### Directions
Locate each line in the records containing "name". Copy it.

### Records for the exercise

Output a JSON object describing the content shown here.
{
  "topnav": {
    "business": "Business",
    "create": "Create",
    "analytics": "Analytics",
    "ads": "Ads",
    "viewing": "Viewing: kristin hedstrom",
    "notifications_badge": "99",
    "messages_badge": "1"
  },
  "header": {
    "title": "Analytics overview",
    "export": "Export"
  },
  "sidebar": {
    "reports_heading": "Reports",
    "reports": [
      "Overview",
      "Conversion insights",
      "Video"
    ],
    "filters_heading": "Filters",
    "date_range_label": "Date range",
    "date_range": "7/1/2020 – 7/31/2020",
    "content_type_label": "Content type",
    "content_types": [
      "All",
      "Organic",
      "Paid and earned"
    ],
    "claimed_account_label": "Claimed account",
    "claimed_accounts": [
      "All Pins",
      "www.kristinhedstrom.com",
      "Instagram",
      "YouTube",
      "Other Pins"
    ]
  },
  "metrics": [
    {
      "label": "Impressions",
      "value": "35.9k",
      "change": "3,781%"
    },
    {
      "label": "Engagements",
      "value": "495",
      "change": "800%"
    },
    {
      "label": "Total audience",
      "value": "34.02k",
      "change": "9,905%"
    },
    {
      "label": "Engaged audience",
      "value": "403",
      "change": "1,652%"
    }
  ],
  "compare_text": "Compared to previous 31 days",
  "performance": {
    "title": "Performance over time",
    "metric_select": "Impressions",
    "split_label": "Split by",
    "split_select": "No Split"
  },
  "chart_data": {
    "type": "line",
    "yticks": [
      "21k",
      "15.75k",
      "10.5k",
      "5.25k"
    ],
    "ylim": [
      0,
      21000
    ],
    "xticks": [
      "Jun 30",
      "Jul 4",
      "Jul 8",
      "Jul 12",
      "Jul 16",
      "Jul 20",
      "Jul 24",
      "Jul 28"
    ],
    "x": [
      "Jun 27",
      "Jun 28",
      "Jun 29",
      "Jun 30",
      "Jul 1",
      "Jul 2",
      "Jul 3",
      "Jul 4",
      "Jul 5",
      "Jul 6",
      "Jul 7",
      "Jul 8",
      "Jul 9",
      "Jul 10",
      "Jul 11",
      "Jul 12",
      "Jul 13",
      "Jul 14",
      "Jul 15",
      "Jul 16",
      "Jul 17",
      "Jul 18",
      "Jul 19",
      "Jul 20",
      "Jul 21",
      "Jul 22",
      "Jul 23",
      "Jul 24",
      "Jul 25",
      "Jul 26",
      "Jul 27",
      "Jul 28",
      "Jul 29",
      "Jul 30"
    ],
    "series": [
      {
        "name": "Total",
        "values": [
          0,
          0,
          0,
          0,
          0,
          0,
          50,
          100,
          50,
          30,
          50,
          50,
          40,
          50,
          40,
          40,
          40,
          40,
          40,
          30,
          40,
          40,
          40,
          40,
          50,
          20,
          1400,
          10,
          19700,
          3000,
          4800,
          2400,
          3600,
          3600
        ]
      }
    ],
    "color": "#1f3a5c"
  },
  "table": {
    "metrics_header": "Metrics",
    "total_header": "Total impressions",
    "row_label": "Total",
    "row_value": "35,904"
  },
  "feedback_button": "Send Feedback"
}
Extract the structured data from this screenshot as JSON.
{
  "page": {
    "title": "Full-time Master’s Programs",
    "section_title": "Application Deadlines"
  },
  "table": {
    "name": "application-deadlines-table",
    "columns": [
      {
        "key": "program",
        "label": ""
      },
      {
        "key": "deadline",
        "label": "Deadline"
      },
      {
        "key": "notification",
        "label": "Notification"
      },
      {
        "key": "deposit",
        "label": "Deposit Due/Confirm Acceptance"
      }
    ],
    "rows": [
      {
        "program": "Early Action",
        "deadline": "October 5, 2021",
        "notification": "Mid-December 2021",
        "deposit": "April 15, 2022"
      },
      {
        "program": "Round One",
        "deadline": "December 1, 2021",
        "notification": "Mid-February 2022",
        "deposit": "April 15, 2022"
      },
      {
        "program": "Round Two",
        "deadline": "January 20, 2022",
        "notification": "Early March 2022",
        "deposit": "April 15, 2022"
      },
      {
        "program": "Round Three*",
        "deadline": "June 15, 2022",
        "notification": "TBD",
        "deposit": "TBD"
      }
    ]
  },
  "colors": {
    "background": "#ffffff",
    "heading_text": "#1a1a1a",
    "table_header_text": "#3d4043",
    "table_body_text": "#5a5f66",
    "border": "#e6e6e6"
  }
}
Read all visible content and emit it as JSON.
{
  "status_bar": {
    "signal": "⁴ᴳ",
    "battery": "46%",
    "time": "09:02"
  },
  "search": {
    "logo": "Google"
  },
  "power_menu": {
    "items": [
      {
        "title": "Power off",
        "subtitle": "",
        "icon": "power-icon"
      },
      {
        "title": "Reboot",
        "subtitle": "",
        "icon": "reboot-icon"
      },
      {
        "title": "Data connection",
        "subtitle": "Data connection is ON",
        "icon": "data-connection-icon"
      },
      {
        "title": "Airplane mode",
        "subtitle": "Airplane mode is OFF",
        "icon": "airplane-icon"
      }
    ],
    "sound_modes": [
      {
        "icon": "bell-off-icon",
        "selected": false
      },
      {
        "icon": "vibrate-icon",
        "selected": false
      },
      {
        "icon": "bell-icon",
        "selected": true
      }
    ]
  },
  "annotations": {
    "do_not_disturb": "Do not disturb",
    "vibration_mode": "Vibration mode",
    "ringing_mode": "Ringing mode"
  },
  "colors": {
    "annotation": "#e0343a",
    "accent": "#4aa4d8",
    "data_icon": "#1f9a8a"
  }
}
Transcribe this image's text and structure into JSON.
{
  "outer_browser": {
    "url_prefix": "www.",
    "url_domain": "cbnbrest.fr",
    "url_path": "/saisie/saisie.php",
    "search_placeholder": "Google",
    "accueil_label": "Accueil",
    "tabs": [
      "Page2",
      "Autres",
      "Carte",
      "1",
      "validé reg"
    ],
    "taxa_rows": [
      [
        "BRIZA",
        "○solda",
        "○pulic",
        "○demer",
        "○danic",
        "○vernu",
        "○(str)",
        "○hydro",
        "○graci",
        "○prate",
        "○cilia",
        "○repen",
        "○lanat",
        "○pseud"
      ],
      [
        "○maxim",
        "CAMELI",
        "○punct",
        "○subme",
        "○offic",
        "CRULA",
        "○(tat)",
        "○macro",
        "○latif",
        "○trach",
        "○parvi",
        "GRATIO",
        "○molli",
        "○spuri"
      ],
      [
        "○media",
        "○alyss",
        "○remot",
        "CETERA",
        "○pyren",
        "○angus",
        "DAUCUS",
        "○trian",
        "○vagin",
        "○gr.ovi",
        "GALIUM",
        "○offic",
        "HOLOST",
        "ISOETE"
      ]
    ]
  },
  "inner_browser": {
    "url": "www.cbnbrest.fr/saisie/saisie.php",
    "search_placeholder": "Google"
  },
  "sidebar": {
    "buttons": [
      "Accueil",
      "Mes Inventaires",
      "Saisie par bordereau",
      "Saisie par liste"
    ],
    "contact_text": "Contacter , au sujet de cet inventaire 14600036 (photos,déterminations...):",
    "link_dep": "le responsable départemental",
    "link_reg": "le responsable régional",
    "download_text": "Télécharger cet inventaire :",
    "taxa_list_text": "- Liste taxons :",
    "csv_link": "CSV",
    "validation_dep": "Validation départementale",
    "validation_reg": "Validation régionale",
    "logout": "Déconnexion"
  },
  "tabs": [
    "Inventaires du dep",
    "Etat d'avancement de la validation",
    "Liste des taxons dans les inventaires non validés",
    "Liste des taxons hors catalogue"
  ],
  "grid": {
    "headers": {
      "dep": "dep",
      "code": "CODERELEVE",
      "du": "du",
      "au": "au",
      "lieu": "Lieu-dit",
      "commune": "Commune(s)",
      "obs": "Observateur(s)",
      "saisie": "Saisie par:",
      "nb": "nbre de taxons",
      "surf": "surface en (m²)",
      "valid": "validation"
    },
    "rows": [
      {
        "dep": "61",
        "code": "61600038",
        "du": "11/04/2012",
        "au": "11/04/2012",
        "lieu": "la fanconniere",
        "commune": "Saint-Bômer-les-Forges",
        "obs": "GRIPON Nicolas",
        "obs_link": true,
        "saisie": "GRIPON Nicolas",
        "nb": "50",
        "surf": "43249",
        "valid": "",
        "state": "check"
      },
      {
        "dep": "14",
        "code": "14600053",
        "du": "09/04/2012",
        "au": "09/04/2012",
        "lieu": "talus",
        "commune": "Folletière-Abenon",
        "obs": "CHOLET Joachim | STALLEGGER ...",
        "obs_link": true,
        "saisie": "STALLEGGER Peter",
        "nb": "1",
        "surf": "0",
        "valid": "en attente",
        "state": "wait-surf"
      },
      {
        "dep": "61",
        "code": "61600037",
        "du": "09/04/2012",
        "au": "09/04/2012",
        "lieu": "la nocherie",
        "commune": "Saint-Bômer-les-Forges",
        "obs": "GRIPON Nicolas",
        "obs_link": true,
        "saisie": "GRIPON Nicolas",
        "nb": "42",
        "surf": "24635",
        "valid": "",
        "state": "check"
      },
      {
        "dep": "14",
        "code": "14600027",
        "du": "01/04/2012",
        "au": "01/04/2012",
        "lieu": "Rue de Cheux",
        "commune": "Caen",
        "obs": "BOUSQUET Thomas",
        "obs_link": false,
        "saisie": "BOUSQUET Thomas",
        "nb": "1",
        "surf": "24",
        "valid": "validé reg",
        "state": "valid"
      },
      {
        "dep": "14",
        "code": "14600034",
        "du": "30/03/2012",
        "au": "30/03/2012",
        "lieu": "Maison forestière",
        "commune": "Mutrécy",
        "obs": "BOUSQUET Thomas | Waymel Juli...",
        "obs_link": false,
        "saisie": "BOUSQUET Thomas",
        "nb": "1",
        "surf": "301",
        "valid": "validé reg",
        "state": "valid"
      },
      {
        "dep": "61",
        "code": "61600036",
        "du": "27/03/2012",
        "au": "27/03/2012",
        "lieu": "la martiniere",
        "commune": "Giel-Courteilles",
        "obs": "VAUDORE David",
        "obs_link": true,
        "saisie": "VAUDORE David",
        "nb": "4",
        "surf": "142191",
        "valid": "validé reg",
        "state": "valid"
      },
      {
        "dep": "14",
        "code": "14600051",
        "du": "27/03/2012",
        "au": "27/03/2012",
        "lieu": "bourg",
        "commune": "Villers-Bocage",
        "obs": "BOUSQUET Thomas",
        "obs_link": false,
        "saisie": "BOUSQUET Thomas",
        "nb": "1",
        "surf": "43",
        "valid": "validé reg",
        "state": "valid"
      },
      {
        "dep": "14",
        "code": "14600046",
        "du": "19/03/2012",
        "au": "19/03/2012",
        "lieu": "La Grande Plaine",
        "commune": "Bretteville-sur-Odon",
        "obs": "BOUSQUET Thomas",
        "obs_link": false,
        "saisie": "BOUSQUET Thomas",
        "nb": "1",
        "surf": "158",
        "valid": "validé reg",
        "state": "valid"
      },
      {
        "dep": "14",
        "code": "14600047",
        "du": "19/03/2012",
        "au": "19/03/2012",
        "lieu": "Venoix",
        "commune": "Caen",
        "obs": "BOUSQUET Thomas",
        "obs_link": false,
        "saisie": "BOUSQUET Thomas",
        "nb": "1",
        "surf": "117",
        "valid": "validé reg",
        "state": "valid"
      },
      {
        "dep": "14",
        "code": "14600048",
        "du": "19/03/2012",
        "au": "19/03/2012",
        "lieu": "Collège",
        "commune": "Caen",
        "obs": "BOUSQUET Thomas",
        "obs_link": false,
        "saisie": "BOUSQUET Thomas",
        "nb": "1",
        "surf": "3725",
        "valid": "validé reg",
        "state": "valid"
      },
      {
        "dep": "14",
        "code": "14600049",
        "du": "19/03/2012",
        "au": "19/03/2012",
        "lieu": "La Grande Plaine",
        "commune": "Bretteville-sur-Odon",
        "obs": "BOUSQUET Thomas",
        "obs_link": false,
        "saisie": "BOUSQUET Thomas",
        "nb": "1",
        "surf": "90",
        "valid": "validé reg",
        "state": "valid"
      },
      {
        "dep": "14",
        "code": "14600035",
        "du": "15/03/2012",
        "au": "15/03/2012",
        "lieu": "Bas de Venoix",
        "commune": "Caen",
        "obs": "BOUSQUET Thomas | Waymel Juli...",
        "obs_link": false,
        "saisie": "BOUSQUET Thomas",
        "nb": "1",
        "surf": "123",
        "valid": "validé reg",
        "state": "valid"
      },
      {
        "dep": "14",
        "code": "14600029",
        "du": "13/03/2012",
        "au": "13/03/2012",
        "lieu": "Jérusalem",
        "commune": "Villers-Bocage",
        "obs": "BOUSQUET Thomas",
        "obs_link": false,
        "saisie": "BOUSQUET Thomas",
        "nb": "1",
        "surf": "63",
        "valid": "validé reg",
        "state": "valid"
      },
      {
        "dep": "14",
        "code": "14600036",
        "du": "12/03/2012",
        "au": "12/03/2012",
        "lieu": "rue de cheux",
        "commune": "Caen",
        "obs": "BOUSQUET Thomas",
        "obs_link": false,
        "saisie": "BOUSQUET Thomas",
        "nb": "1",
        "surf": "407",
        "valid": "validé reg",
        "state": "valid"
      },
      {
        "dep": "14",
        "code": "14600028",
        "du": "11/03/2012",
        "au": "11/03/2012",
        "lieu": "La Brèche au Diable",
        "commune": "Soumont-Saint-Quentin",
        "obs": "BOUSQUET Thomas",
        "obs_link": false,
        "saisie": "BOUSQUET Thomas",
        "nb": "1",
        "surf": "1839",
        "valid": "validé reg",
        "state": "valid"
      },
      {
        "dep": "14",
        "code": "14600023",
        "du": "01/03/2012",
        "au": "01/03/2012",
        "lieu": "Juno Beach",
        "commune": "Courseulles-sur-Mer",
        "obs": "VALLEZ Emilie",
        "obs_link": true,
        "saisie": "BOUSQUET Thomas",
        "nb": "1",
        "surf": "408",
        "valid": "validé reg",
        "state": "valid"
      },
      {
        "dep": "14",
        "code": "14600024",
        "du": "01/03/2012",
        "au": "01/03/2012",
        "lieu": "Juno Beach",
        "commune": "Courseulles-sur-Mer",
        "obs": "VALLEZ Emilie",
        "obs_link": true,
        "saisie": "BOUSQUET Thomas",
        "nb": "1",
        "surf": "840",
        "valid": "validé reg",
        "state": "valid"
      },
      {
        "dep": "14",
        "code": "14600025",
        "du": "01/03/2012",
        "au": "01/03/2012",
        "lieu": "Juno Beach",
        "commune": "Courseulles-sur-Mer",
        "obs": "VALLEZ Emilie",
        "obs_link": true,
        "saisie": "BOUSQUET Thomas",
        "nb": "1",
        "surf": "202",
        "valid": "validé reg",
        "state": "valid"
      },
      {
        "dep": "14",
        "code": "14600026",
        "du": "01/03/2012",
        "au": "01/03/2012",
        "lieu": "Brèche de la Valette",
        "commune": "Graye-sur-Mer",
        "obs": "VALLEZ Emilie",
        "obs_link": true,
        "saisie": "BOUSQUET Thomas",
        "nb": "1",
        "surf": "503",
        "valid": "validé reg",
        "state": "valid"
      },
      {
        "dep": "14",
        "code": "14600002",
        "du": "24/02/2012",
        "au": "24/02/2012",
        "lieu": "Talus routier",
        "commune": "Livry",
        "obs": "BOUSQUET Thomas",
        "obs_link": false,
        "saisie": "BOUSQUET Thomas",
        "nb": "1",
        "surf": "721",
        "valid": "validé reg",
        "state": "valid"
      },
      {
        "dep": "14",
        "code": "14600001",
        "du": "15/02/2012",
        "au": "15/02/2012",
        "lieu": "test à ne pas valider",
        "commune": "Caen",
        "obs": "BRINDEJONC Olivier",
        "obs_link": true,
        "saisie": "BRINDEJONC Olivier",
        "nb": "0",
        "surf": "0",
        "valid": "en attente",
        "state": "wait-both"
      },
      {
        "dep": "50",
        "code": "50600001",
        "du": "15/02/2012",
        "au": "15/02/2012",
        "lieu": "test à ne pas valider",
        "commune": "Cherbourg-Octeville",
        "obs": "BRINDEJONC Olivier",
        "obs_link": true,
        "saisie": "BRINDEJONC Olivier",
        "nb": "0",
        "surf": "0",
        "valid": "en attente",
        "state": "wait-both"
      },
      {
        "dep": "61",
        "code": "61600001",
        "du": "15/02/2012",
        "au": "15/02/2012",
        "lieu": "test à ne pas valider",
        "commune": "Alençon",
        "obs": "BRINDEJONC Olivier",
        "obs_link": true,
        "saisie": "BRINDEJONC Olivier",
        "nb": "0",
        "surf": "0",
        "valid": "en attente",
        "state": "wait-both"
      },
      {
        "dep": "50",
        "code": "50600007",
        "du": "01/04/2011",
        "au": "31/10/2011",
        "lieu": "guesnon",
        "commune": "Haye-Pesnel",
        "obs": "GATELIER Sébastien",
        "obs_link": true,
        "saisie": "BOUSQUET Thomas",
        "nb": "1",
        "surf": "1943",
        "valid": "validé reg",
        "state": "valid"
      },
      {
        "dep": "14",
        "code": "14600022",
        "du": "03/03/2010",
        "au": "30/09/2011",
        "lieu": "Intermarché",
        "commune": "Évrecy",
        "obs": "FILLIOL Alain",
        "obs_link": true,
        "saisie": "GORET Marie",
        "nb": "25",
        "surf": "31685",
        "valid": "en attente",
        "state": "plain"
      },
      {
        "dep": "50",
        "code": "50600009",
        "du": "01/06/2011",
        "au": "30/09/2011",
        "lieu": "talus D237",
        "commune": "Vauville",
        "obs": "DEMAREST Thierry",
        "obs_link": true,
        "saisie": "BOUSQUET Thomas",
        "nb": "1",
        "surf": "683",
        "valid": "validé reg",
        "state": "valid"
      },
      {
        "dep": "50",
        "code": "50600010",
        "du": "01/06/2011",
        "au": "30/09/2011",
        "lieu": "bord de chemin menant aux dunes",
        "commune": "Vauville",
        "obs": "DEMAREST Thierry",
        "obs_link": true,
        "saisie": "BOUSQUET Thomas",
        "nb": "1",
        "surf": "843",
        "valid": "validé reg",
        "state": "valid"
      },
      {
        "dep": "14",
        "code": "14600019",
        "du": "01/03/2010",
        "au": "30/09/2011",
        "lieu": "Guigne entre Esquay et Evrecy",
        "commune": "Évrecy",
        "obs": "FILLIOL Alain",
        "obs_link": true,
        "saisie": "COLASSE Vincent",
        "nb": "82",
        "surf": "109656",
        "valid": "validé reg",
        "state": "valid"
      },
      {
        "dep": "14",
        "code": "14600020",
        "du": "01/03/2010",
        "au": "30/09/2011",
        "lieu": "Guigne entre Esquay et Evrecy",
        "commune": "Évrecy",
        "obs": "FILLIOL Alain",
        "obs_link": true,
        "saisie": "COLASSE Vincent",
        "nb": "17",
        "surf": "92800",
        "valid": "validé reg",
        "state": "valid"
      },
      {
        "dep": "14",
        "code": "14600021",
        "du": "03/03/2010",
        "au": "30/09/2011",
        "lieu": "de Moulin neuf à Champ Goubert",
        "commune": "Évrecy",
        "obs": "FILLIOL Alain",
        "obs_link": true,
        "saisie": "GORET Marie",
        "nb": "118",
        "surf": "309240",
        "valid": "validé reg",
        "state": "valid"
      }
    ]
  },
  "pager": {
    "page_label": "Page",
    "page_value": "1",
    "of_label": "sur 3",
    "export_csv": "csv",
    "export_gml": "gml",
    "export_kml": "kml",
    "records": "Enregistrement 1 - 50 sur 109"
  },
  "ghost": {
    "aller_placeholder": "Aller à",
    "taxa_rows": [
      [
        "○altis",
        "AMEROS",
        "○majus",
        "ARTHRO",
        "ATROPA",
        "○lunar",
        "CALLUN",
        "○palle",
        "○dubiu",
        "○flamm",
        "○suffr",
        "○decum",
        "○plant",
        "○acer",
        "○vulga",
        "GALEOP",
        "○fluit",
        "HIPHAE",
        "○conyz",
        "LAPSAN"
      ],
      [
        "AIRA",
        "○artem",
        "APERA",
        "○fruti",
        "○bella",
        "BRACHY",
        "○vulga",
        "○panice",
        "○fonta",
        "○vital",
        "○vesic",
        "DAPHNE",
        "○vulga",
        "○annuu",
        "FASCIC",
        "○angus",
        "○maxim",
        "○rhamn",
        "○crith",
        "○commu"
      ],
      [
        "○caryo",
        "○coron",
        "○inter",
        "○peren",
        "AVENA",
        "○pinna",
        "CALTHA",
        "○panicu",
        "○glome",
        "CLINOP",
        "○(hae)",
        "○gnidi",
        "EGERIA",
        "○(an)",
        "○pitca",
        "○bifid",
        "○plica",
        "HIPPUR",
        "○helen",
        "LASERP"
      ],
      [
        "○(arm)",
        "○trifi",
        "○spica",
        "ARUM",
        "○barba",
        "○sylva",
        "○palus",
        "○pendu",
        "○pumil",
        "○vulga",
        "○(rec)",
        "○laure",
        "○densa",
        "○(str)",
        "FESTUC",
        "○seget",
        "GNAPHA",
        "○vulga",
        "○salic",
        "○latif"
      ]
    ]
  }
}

### Result for this task
        "name": "Total",
    "name": "application-deadlines-table",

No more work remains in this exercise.